- [YOUR INSTRUCTIONS]
Return each line of the data below verbatim; pictures are to be left out.

Stored data entries:
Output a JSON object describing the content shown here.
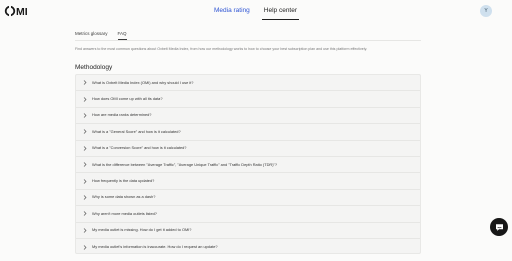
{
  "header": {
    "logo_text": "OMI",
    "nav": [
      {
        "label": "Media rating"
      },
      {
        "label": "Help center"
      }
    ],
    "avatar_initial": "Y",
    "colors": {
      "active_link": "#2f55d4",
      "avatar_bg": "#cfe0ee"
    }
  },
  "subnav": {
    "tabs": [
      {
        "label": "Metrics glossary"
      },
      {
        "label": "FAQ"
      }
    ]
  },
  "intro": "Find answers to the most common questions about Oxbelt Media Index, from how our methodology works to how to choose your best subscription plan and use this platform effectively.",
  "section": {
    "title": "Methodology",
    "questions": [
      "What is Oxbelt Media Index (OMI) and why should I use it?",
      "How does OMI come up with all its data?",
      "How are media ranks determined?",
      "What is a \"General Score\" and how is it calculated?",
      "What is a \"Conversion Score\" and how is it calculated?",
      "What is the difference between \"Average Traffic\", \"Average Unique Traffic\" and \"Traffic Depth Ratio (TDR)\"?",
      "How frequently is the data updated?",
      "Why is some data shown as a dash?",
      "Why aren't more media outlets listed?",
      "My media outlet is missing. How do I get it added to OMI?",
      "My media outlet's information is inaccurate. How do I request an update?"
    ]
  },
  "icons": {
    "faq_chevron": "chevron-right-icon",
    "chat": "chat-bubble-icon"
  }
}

- [SOLUTION FOR THIS TASK]
Output a JSON object describing the content shown here.
{
  "header": {
    "logo_text": "OMI",
    "nav": [
      {
        "label": "Media rating"
      },
      {
        "label": "Help center"
      }
    ],
    "avatar_initial": "Y",
    "colors": {
      "active_link": "#2f55d4",
      "avatar_bg": "#cfe0ee"
    }
  },
  "subnav": {
    "tabs": [
      {
        "label": "Metrics glossary"
      },
      {
        "label": "FAQ"
      }
    ]
  },
  "intro": "Find answers to the most common questions about Oxbelt Media Index, from how our methodology works to how to choose your best subscription plan and use this platform effectively.",
  "section": {
    "title": "Methodology",
    "questions": [
      "What is Oxbelt Media Index (OMI) and why should I use it?",
      "How does OMI come up with all its data?",
      "How are media ranks determined?",
      "What is a \"General Score\" and how is it calculated?",
      "What is a \"Conversion Score\" and how is it calculated?",
      "What is the difference between \"Average Traffic\", \"Average Unique Traffic\" and \"Traffic Depth Ratio (TDR)\"?",
      "How frequently is the data updated?",
      "Why is some data shown as a dash?",
      "Why aren't more media outlets listed?",
      "My media outlet is missing. How do I get it added to OMI?",
      "My media outlet's information is inaccurate. How do I request an update?"
    ]
  },
  "icons": {
    "faq_chevron": "chevron-right-icon",
    "chat": "chat-bubble-icon"
  }
}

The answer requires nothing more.